• [LISTED ENTRIES]
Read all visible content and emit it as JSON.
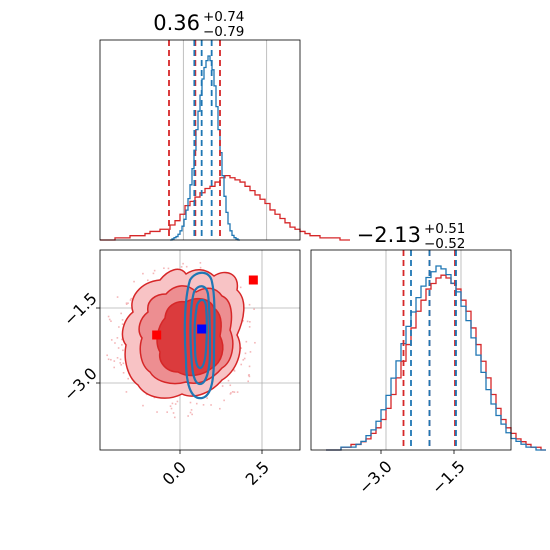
{
  "colors": {
    "red": "#d62728",
    "blue": "#1f77b4",
    "red_fill": "#f6b7b9",
    "red_mid": "#eb7679",
    "grid": "#b0b0b0"
  },
  "chart_data": [
    {
      "type": "histogram",
      "panel": "top-left",
      "parameter_index": 0,
      "title": {
        "median": "0.36",
        "plus": "+0.74",
        "minus": "−0.79"
      },
      "xlim": [
        -2.5,
        3.5
      ],
      "grid": true,
      "series": [
        {
          "name": "",
          "color": "#d62728",
          "quantiles": [
            -0.43,
            0.36,
            1.1
          ],
          "hist": {
            "x0": -2.5,
            "bin": 0.15,
            "counts": [
              0,
              0,
              0,
              1,
              1,
              1,
              2,
              2,
              2,
              3,
              4,
              4,
              5,
              5,
              7,
              9,
              12,
              16,
              18,
              20,
              22,
              24,
              25,
              27,
              29,
              30,
              29,
              28,
              27,
              25,
              23,
              21,
              19,
              17,
              14,
              12,
              10,
              8,
              6,
              5,
              4,
              3,
              2,
              2,
              1,
              1,
              1,
              1,
              0,
              0
            ]
          }
        },
        {
          "name": "",
          "color": "#1f77b4",
          "quantiles": [
            0.33,
            0.55,
            0.85
          ],
          "hist": {
            "x0": -0.4,
            "bin": 0.06,
            "counts": [
              0,
              1,
              2,
              3,
              5,
              8,
              12,
              18,
              26,
              36,
              48,
              62,
              78,
              96,
              112,
              126,
              140,
              150,
              156,
              160,
              156,
              148,
              134,
              116,
              96,
              76,
              56,
              38,
              24,
              14,
              8,
              4,
              2,
              1,
              0
            ]
          }
        }
      ]
    },
    {
      "type": "histogram",
      "panel": "bottom-right",
      "parameter_index": 1,
      "title": {
        "median": "−2.13",
        "plus": "+0.51",
        "minus": "−0.52"
      },
      "xlim": [
        -4.5,
        -0.5
      ],
      "x_ticks": [
        "−3.0",
        "−1.5"
      ],
      "grid": true,
      "series": [
        {
          "name": "",
          "color": "#d62728",
          "quantiles": [
            -2.65,
            -2.13,
            -1.62
          ],
          "hist": {
            "x0": -4.2,
            "bin": 0.1,
            "counts": [
              0,
              0,
              0,
              1,
              1,
              2,
              2,
              3,
              4,
              6,
              8,
              11,
              15,
              20,
              26,
              32,
              38,
              44,
              50,
              54,
              58,
              60,
              62,
              63,
              62,
              60,
              58,
              54,
              50,
              44,
              38,
              32,
              26,
              20,
              15,
              11,
              8,
              6,
              4,
              3,
              2,
              1,
              1,
              0
            ]
          }
        },
        {
          "name": "",
          "color": "#1f77b4",
          "quantiles": [
            -2.5,
            -2.13,
            -1.6
          ],
          "hist": {
            "x0": -4.2,
            "bin": 0.1,
            "counts": [
              0,
              0,
              0,
              1,
              1,
              1,
              2,
              3,
              5,
              7,
              10,
              14,
              19,
              25,
              31,
              37,
              43,
              48,
              53,
              57,
              60,
              62,
              64,
              63,
              61,
              58,
              55,
              50,
              45,
              39,
              33,
              27,
              21,
              16,
              12,
              9,
              6,
              4,
              3,
              2,
              1,
              1,
              0,
              0
            ]
          }
        }
      ]
    },
    {
      "type": "contour",
      "panel": "bottom-left",
      "x_param": 0,
      "y_param": 1,
      "xlim": [
        -2.5,
        3.5
      ],
      "ylim": [
        -4.5,
        -0.5
      ],
      "x_ticks": [
        "0.0",
        "2.5"
      ],
      "y_ticks": [
        "−1.5",
        "−3.0"
      ],
      "grid": true,
      "red_points": [
        {
          "x": -0.8,
          "y": -2.2
        },
        {
          "x": 2.1,
          "y": -1.1
        }
      ],
      "blue_point": {
        "x": 0.55,
        "y": -2.08
      }
    }
  ]
}
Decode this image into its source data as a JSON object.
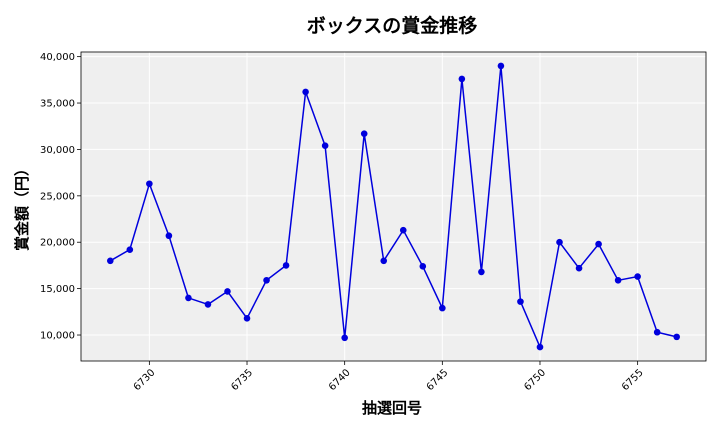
{
  "chart_data": {
    "type": "line",
    "title": "ボックスの賞金推移",
    "xlabel": "抽選回号",
    "ylabel": "賞金額（円）",
    "x": [
      6728,
      6729,
      6730,
      6731,
      6732,
      6733,
      6734,
      6735,
      6736,
      6737,
      6738,
      6739,
      6740,
      6741,
      6742,
      6743,
      6744,
      6745,
      6746,
      6747,
      6748,
      6749,
      6750,
      6751,
      6752,
      6753,
      6754,
      6755,
      6756,
      6757
    ],
    "series": [
      {
        "values": [
          18000,
          19200,
          26300,
          20700,
          14000,
          13300,
          14700,
          11800,
          15900,
          17500,
          36200,
          30400,
          9700,
          31700,
          18000,
          21300,
          17400,
          12900,
          37600,
          16800,
          39000,
          13600,
          8700,
          20000,
          17200,
          19800,
          15900,
          16300,
          10300,
          9800
        ],
        "color": "#0000dd"
      }
    ],
    "xlim": [
      6726.5,
      6758.5
    ],
    "ylim": [
      7200,
      40500
    ],
    "xticks": [
      6730,
      6735,
      6740,
      6745,
      6750,
      6755
    ],
    "xtick_labels": [
      "6730",
      "6735",
      "6740",
      "6745",
      "6750",
      "6755"
    ],
    "yticks": [
      10000,
      15000,
      20000,
      25000,
      30000,
      35000,
      40000
    ],
    "ytick_labels": [
      "10,000",
      "15,000",
      "20,000",
      "25,000",
      "30,000",
      "35,000",
      "40,000"
    ],
    "grid": true,
    "background": "#efefef",
    "legend": "none"
  }
}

• [WHAT IS ASKED] Repeat the preceding records precisely, and leave every picture out of the copy.

• [FULL ANSWER]
Read all visible content and emit it as JSON.
{
  "colors": {
    "red": "#d62728",
    "blue": "#1f77b4",
    "red_fill": "#f6b7b9",
    "red_mid": "#eb7679",
    "grid": "#b0b0b0"
  },
  "chart_data": [
    {
      "type": "histogram",
      "panel": "top-left",
      "parameter_index": 0,
      "title": {
        "median": "0.36",
        "plus": "+0.74",
        "minus": "−0.79"
      },
      "xlim": [
        -2.5,
        3.5
      ],
      "grid": true,
      "series": [
        {
          "name": "",
          "color": "#d62728",
          "quantiles": [
            -0.43,
            0.36,
            1.1
          ],
          "hist": {
            "x0": -2.5,
            "bin": 0.15,
            "counts": [
              0,
              0,
              0,
              1,
              1,
              1,
              2,
              2,
              2,
              3,
              4,
              4,
              5,
              5,
              7,
              9,
              12,
              16,
              18,
              20,
              22,
              24,
              25,
              27,
              29,
              30,
              29,
              28,
              27,
              25,
              23,
              21,
              19,
              17,
              14,
              12,
              10,
              8,
              6,
              5,
              4,
              3,
              2,
              2,
              1,
              1,
              1,
              1,
              0,
              0
            ]
          }
        },
        {
          "name": "",
          "color": "#1f77b4",
          "quantiles": [
            0.33,
            0.55,
            0.85
          ],
          "hist": {
            "x0": -0.4,
            "bin": 0.06,
            "counts": [
              0,
              1,
              2,
              3,
              5,
              8,
              12,
              18,
              26,
              36,
              48,
              62,
              78,
              96,
              112,
              126,
              140,
              150,
              156,
              160,
              156,
              148,
              134,
              116,
              96,
              76,
              56,
              38,
              24,
              14,
              8,
              4,
              2,
              1,
              0
            ]
          }
        }
      ]
    },
    {
      "type": "histogram",
      "panel": "bottom-right",
      "parameter_index": 1,
      "title": {
        "median": "−2.13",
        "plus": "+0.51",
        "minus": "−0.52"
      },
      "xlim": [
        -4.5,
        -0.5
      ],
      "x_ticks": [
        "−3.0",
        "−1.5"
      ],
      "grid": true,
      "series": [
        {
          "name": "",
          "color": "#d62728",
          "quantiles": [
            -2.65,
            -2.13,
            -1.62
          ],
          "hist": {
            "x0": -4.2,
            "bin": 0.1,
            "counts": [
              0,
              0,
              0,
              1,
              1,
              2,
              2,
              3,
              4,
              6,
              8,
              11,
              15,
              20,
              26,
              32,
              38,
              44,
              50,
              54,
              58,
              60,
              62,
              63,
              62,
              60,
              58,
              54,
              50,
              44,
              38,
              32,
              26,
              20,
              15,
              11,
              8,
              6,
              4,
              3,
              2,
              1,
              1,
              0
            ]
          }
        },
        {
          "name": "",
          "color": "#1f77b4",
          "quantiles": [
            -2.5,
            -2.13,
            -1.6
          ],
          "hist": {
            "x0": -4.2,
            "bin": 0.1,
            "counts": [
              0,
              0,
              0,
              1,
              1,
              1,
              2,
              3,
              5,
              7,
              10,
              14,
              19,
              25,
              31,
              37,
              43,
              48,
              53,
              57,
              60,
              62,
              64,
              63,
              61,
              58,
              55,
              50,
              45,
              39,
              33,
              27,
              21,
              16,
              12,
              9,
              6,
              4,
              3,
              2,
              1,
              1,
              0,
              0
            ]
          }
        }
      ]
    },
    {
      "type": "contour",
      "panel": "bottom-left",
      "x_param": 0,
      "y_param": 1,
      "xlim": [
        -2.5,
        3.5
      ],
      "ylim": [
        -4.5,
        -0.5
      ],
      "x_ticks": [
        "0.0",
        "2.5"
      ],
      "y_ticks": [
        "−1.5",
        "−3.0"
      ],
      "grid": true,
      "red_points": [
        {
          "x": -0.8,
          "y": -2.2
        },
        {
          "x": 2.1,
          "y": -1.1
        }
      ],
      "blue_point": {
        "x": 0.55,
        "y": -2.08
      }
    }
  ]
}
Decode this image into its source data as a JSON object.
{
  "chart_data": {
    "type": "line",
    "title": "ボックスの賞金推移",
    "xlabel": "抽選回号",
    "ylabel": "賞金額（円）",
    "x": [
      6728,
      6729,
      6730,
      6731,
      6732,
      6733,
      6734,
      6735,
      6736,
      6737,
      6738,
      6739,
      6740,
      6741,
      6742,
      6743,
      6744,
      6745,
      6746,
      6747,
      6748,
      6749,
      6750,
      6751,
      6752,
      6753,
      6754,
      6755,
      6756,
      6757
    ],
    "series": [
      {
        "values": [
          18000,
          19200,
          26300,
          20700,
          14000,
          13300,
          14700,
          11800,
          15900,
          17500,
          36200,
          30400,
          9700,
          31700,
          18000,
          21300,
          17400,
          12900,
          37600,
          16800,
          39000,
          13600,
          8700,
          20000,
          17200,
          19800,
          15900,
          16300,
          10300,
          9800
        ],
        "color": "#0000dd"
      }
    ],
    "xlim": [
      6726.5,
      6758.5
    ],
    "ylim": [
      7200,
      40500
    ],
    "xticks": [
      6730,
      6735,
      6740,
      6745,
      6750,
      6755
    ],
    "xtick_labels": [
      "6730",
      "6735",
      "6740",
      "6745",
      "6750",
      "6755"
    ],
    "yticks": [
      10000,
      15000,
      20000,
      25000,
      30000,
      35000,
      40000
    ],
    "ytick_labels": [
      "10,000",
      "15,000",
      "20,000",
      "25,000",
      "30,000",
      "35,000",
      "40,000"
    ],
    "grid": true,
    "background": "#efefef",
    "legend": "none"
  }
}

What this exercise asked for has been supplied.